start Supplied material
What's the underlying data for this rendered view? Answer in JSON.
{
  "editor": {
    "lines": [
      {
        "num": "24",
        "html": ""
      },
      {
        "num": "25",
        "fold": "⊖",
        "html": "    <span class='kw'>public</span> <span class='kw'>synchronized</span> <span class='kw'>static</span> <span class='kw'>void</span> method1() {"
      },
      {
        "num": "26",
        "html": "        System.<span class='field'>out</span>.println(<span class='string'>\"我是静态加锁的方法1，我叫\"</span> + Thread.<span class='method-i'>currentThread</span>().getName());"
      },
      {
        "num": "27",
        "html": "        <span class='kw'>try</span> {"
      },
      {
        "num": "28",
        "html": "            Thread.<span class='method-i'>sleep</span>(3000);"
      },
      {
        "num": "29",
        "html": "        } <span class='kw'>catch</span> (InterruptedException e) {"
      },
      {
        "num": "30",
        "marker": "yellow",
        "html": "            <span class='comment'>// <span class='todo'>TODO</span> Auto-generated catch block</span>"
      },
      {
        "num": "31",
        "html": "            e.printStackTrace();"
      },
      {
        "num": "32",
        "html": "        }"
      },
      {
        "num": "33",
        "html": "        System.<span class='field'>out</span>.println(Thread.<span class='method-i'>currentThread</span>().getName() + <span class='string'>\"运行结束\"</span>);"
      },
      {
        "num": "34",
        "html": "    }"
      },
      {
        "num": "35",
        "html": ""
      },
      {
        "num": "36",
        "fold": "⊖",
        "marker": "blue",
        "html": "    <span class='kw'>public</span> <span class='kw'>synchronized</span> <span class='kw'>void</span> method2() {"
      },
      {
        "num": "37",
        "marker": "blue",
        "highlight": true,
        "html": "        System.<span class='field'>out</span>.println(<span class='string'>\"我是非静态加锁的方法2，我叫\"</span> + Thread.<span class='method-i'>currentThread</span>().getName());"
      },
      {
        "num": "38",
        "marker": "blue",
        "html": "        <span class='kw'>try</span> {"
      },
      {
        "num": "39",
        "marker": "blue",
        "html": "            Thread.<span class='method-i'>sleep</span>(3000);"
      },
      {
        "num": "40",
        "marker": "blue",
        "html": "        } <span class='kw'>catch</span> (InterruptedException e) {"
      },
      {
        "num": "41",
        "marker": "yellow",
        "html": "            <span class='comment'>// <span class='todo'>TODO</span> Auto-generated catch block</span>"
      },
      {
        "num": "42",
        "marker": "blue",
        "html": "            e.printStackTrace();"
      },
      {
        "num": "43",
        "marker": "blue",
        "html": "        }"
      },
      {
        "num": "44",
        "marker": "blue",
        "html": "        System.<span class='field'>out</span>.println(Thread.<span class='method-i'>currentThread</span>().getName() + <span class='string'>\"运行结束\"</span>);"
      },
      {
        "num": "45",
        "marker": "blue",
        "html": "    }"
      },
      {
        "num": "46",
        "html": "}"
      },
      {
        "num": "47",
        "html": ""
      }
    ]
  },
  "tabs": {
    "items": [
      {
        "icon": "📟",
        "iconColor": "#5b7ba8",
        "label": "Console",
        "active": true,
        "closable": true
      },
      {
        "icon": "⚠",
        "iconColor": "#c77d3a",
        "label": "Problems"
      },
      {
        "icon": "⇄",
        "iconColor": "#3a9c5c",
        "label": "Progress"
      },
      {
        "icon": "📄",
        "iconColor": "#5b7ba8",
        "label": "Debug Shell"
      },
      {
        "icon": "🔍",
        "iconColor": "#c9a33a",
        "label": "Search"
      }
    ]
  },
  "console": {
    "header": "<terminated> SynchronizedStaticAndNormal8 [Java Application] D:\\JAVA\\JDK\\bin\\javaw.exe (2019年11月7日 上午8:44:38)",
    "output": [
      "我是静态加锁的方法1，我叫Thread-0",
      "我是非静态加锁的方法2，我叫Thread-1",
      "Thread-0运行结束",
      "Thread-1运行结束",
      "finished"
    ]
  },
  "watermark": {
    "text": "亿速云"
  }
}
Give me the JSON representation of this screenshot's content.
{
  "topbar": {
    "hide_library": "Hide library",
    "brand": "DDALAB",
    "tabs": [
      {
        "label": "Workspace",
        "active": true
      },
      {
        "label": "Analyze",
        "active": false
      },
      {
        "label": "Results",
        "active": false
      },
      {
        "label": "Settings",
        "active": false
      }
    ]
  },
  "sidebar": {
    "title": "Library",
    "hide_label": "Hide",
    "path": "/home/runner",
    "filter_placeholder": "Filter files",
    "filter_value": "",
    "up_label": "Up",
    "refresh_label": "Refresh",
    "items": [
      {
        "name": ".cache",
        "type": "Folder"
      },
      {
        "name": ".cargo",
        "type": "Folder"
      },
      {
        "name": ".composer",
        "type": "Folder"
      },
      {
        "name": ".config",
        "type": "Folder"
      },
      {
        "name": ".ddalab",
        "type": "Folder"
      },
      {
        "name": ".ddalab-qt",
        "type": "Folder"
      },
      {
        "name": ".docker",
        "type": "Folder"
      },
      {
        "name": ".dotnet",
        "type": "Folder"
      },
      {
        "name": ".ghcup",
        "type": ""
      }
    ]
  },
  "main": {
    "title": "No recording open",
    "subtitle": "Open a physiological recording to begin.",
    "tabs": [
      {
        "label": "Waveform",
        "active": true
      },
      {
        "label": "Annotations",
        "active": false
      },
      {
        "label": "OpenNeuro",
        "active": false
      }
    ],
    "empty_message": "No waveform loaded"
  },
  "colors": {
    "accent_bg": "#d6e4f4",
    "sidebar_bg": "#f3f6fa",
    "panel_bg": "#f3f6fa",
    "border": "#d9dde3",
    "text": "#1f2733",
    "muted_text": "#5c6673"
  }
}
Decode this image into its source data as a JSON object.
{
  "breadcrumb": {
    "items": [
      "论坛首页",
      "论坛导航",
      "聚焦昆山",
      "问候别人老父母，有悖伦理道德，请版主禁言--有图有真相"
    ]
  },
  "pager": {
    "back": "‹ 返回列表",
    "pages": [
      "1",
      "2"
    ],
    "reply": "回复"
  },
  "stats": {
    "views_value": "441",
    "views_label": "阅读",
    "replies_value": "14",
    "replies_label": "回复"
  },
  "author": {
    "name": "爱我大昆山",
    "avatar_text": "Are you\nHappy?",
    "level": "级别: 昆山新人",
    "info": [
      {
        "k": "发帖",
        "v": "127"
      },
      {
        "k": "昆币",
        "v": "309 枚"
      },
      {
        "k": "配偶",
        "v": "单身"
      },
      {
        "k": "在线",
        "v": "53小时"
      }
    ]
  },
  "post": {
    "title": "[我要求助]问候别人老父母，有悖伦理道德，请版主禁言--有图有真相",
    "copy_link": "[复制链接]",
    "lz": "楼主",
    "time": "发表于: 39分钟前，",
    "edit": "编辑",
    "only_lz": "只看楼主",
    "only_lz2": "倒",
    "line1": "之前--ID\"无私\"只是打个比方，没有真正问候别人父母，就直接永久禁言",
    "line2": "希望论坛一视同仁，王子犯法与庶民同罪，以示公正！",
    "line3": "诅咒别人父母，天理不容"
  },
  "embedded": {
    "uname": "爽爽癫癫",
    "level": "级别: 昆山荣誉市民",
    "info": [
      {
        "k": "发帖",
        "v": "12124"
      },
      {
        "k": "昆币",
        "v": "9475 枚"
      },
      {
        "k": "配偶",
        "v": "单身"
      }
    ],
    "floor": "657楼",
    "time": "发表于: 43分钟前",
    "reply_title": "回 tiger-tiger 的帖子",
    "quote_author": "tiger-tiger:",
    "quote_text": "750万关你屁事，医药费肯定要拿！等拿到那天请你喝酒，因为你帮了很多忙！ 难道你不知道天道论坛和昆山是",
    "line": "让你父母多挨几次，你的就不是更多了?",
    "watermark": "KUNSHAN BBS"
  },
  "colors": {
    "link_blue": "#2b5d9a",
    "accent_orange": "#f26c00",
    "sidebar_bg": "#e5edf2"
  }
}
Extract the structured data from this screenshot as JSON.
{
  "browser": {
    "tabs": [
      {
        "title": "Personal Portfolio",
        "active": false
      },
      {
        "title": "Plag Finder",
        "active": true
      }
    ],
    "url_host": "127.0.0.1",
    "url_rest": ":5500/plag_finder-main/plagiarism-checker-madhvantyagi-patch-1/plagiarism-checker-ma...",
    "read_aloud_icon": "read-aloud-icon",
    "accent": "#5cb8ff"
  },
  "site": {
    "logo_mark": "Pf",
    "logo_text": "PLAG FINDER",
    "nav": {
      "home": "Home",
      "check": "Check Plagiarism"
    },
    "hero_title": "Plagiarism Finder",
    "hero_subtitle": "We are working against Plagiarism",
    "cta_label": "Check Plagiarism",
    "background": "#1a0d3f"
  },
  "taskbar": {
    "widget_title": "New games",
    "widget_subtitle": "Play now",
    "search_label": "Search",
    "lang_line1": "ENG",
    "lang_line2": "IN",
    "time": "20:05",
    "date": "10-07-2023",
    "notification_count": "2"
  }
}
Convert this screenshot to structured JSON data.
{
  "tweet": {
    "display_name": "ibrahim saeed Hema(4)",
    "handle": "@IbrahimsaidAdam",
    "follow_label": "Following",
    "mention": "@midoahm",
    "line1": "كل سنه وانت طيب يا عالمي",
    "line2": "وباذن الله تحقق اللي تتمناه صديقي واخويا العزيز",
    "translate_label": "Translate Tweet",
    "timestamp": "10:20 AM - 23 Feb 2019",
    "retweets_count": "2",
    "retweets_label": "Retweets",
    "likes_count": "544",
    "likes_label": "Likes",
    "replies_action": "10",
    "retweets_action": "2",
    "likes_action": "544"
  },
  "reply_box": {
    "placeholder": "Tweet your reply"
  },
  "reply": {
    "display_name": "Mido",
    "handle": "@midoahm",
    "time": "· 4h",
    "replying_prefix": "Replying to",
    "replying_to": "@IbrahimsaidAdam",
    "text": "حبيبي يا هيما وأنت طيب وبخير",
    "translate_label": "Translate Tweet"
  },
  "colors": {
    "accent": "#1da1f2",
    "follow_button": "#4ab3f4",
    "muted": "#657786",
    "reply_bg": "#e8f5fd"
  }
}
end Supplied material
### Instructions for the task
Report how many lines of the data hold the string "this"; give only the number.

### Final answer
5